**PROBLEM REQUIREMENTS:**
Check every line of the data below for the string "java", and copy the ones that hold it.

(Records contained in a dataset)

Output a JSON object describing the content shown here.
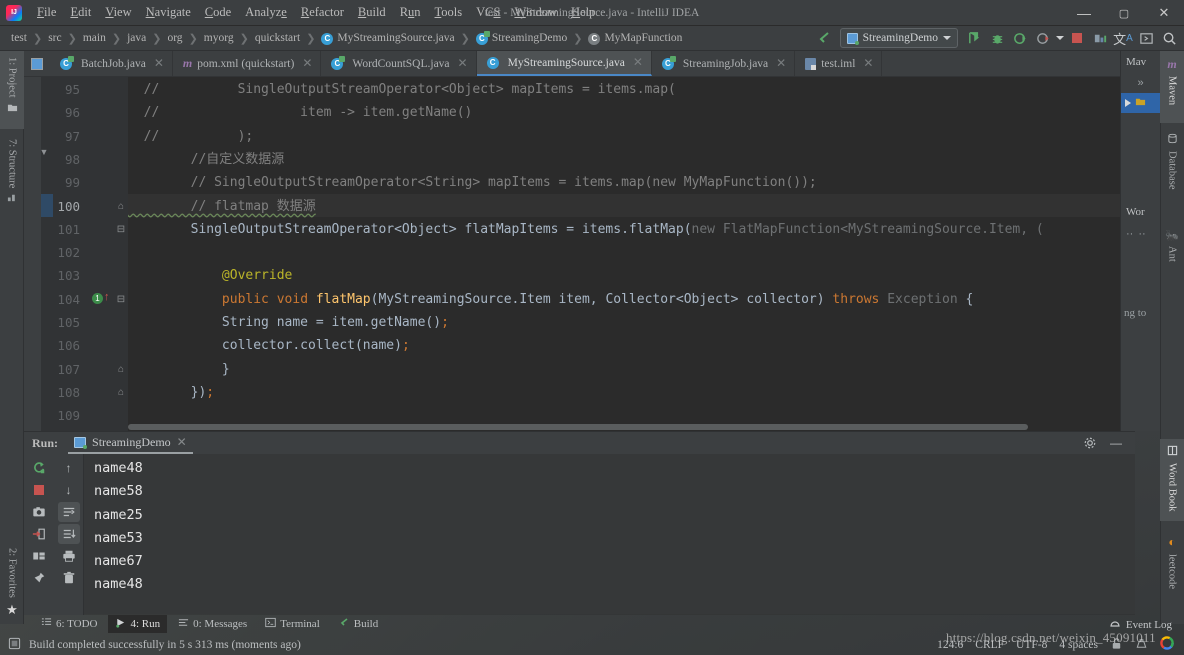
{
  "window": {
    "title": "test - MyStreamingSource.java - IntelliJ IDEA",
    "minimize": "–",
    "maximize": "▢",
    "close": "✕"
  },
  "menu": {
    "items": [
      "File",
      "Edit",
      "View",
      "Navigate",
      "Code",
      "Analyze",
      "Refactor",
      "Build",
      "Run",
      "Tools",
      "VCS",
      "Window",
      "Help"
    ]
  },
  "breadcrumb": {
    "segments": [
      {
        "label": "test",
        "icon": null
      },
      {
        "label": "src",
        "icon": null
      },
      {
        "label": "main",
        "icon": null
      },
      {
        "label": "java",
        "icon": null
      },
      {
        "label": "org",
        "icon": null
      },
      {
        "label": "myorg",
        "icon": null
      },
      {
        "label": "quickstart",
        "icon": null
      },
      {
        "label": "MyStreamingSource.java",
        "icon": "class-icon"
      },
      {
        "label": "StreamingDemo",
        "icon": "runnable-class-icon"
      },
      {
        "label": "MyMapFunction",
        "icon": "anonymous-class-icon"
      }
    ]
  },
  "toolbar": {
    "back_label": "↖",
    "run_config": "StreamingDemo",
    "buttons": [
      {
        "name": "run-button",
        "glyph": "▶"
      },
      {
        "name": "debug-button",
        "glyph": "🐞"
      },
      {
        "name": "run-with-coverage-button",
        "glyph": "▶"
      },
      {
        "name": "profiler-button",
        "glyph": "◷"
      },
      {
        "name": "stop-button",
        "glyph": "■"
      },
      {
        "name": "update-project-button",
        "glyph": "⬓"
      },
      {
        "name": "translate-button",
        "glyph": "文A"
      },
      {
        "name": "terminal-button",
        "glyph": "▣"
      },
      {
        "name": "search-everywhere-button",
        "glyph": "🔍"
      }
    ]
  },
  "editor_tabs": [
    {
      "label": "BatchJob.java",
      "icon": "runnable-class-icon",
      "active": false
    },
    {
      "label": "pom.xml (quickstart)",
      "icon": "maven-icon",
      "active": false
    },
    {
      "label": "WordCountSQL.java",
      "icon": "runnable-class-icon",
      "active": false
    },
    {
      "label": "MyStreamingSource.java",
      "icon": "class-icon",
      "active": true
    },
    {
      "label": "StreamingJob.java",
      "icon": "runnable-class-icon",
      "active": false
    },
    {
      "label": "test.iml",
      "icon": "module-icon",
      "active": false
    }
  ],
  "left_strip": [
    {
      "label": "1: Project",
      "icon": "folder-icon",
      "selected": true
    },
    {
      "label": "7: Structure",
      "icon": "structure-icon",
      "selected": false
    }
  ],
  "left_strip_bottom": [
    {
      "label": "2: Favorites",
      "icon": "star-icon"
    }
  ],
  "right_strip": [
    {
      "label": "Maven",
      "icon": "maven-icon",
      "selected": true
    },
    {
      "label": "Database",
      "icon": "database-icon",
      "selected": false
    },
    {
      "label": "Ant",
      "icon": "ant-icon",
      "selected": false
    }
  ],
  "right_strip_bottom": [
    {
      "label": "Word Book",
      "icon": "book-icon"
    },
    {
      "label": "leetcode",
      "icon": "leetcode-icon"
    }
  ],
  "maven_panel": {
    "title": "Mav",
    "expand": "»",
    "word_book_title": "Wor",
    "running_text": "ng to"
  },
  "editor": {
    "first_line": 95,
    "lines": [
      {
        "num": 95,
        "fold": "",
        "tokens": [
          {
            "t": "  //          SingleOutputStreamOperator<Object> mapItems = items.map(",
            "c": "cmt"
          }
        ]
      },
      {
        "num": 96,
        "fold": "",
        "tokens": [
          {
            "t": "  //                  item -> item.getName()",
            "c": "cmt"
          }
        ]
      },
      {
        "num": 97,
        "fold": "",
        "tokens": [
          {
            "t": "  //          );",
            "c": "cmt"
          }
        ]
      },
      {
        "num": 98,
        "fold": "",
        "tokens": [
          {
            "t": "        //自定义数据源",
            "c": "cmt"
          }
        ]
      },
      {
        "num": 99,
        "fold": "",
        "tokens": [
          {
            "t": "        // SingleOutputStreamOperator<String> mapItems = items.map(new MyMapFunction());",
            "c": "cmt"
          }
        ]
      },
      {
        "num": 100,
        "fold": "⌂",
        "tokens": [
          {
            "t": "        // flatmap 数据源",
            "c": "cmt-spell"
          }
        ]
      },
      {
        "num": 101,
        "fold": "⊟",
        "tokens": [
          {
            "t": "        SingleOutputStreamOperator<Object> flatMapItems = items.",
            "c": "typ"
          },
          {
            "t": "flatMap",
            "c": "typ"
          },
          {
            "t": "(",
            "c": "typ"
          },
          {
            "t": "new FlatMapFunction<MyStreamingSource.Item, (",
            "c": "fade"
          }
        ]
      },
      {
        "num": 102,
        "fold": "",
        "tokens": [
          {
            "t": "",
            "c": "typ"
          }
        ]
      },
      {
        "num": 103,
        "fold": "",
        "tokens": [
          {
            "t": "            @Override",
            "c": "ann"
          }
        ]
      },
      {
        "num": 104,
        "fold": "⊟",
        "tokens": [
          {
            "t": "            ",
            "c": "typ"
          },
          {
            "t": "public void ",
            "c": "kw"
          },
          {
            "t": "flatMap",
            "c": "mth"
          },
          {
            "t": "(MyStreamingSource.Item item, Collector<Object> collector) ",
            "c": "typ"
          },
          {
            "t": "throws ",
            "c": "kw"
          },
          {
            "t": "Exception",
            "c": "fade"
          },
          {
            "t": " {",
            "c": "typ"
          }
        ]
      },
      {
        "num": 105,
        "fold": "",
        "tokens": [
          {
            "t": "            String name = item.getName()",
            "c": "typ"
          },
          {
            "t": ";",
            "c": "semi"
          }
        ]
      },
      {
        "num": 106,
        "fold": "",
        "tokens": [
          {
            "t": "            collector.collect(name)",
            "c": "typ"
          },
          {
            "t": ";",
            "c": "semi"
          }
        ]
      },
      {
        "num": 107,
        "fold": "⌂",
        "tokens": [
          {
            "t": "            }",
            "c": "typ"
          }
        ]
      },
      {
        "num": 108,
        "fold": "⌂",
        "tokens": [
          {
            "t": "        })",
            "c": "typ"
          },
          {
            "t": ";",
            "c": "semi"
          }
        ]
      },
      {
        "num": 109,
        "fold": "",
        "tokens": [
          {
            "t": "",
            "c": "typ"
          }
        ]
      }
    ],
    "gutter_marker_line": 104,
    "gutter_marker_badge": "1",
    "caret_line": 100
  },
  "run_panel": {
    "label": "Run:",
    "tab": "StreamingDemo",
    "close": "✕",
    "settings_icon": "gear-icon",
    "hide_icon": "minimize-icon",
    "left_tools": [
      {
        "name": "rerun-button",
        "glyph": "↻"
      },
      {
        "name": "stop-button",
        "glyph": "■"
      },
      {
        "name": "screenshot-button",
        "glyph": "📷"
      },
      {
        "name": "export-button",
        "glyph": "⇥"
      },
      {
        "name": "layout-button",
        "glyph": "▤"
      },
      {
        "name": "pin-button",
        "glyph": "📌"
      }
    ],
    "mid_tools": [
      {
        "name": "up-button",
        "glyph": "↑"
      },
      {
        "name": "down-button",
        "glyph": "↓"
      },
      {
        "name": "soft-wrap-button",
        "glyph": "⏎",
        "on": true
      },
      {
        "name": "scroll-to-end-button",
        "glyph": "⇲",
        "on": true
      },
      {
        "name": "print-button",
        "glyph": "🖶"
      },
      {
        "name": "clear-all-button",
        "glyph": "🗑"
      }
    ],
    "console_lines": [
      "name48",
      "name58",
      "name25",
      "name53",
      "name67",
      "name48"
    ]
  },
  "tool_window_bar": [
    {
      "label": "6: TODO",
      "icon": "todo-icon",
      "active": false
    },
    {
      "label": "4: Run",
      "icon": "run-icon",
      "active": true
    },
    {
      "label": "0: Messages",
      "icon": "messages-icon",
      "active": false
    },
    {
      "label": "Terminal",
      "icon": "terminal-icon",
      "active": false
    },
    {
      "label": "Build",
      "icon": "build-icon",
      "active": false
    }
  ],
  "status_bar": {
    "message": "Build completed successfully in 5 s 313 ms (moments ago)",
    "message_icon": "build-status-icon",
    "caret_position": "124:6",
    "line_separator": "CRLF",
    "encoding": "UTF-8",
    "indent": "4 spaces",
    "lock_icon": "unlock-icon",
    "inspection_icon": "hector-icon",
    "google_icon": "google-icon",
    "event_log": "Event Log"
  },
  "watermark": {
    "text": "https://blog.csdn.net/weixin_45091011"
  },
  "colors": {
    "bg_chrome": "#3c3f41",
    "bg_editor": "#2b2b2b",
    "accent_blue": "#4a88c7",
    "accent_green": "#59a869",
    "accent_red": "#c75450",
    "comment": "#808080",
    "keyword": "#cc7832",
    "annotation": "#bbb529",
    "method": "#ffc66d",
    "text": "#a9b7c6",
    "warning_marker": "#bbb529"
  }
}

**ANSWER FOR THE TASK:**
    "title": "test - MyStreamingSource.java - IntelliJ IDEA",
        "label": "java",
        "label": "MyStreamingSource.java",
      "label": "BatchJob.java",
      "label": "WordCountSQL.java",
      "label": "MyStreamingSource.java",
      "label": "StreamingJob.java",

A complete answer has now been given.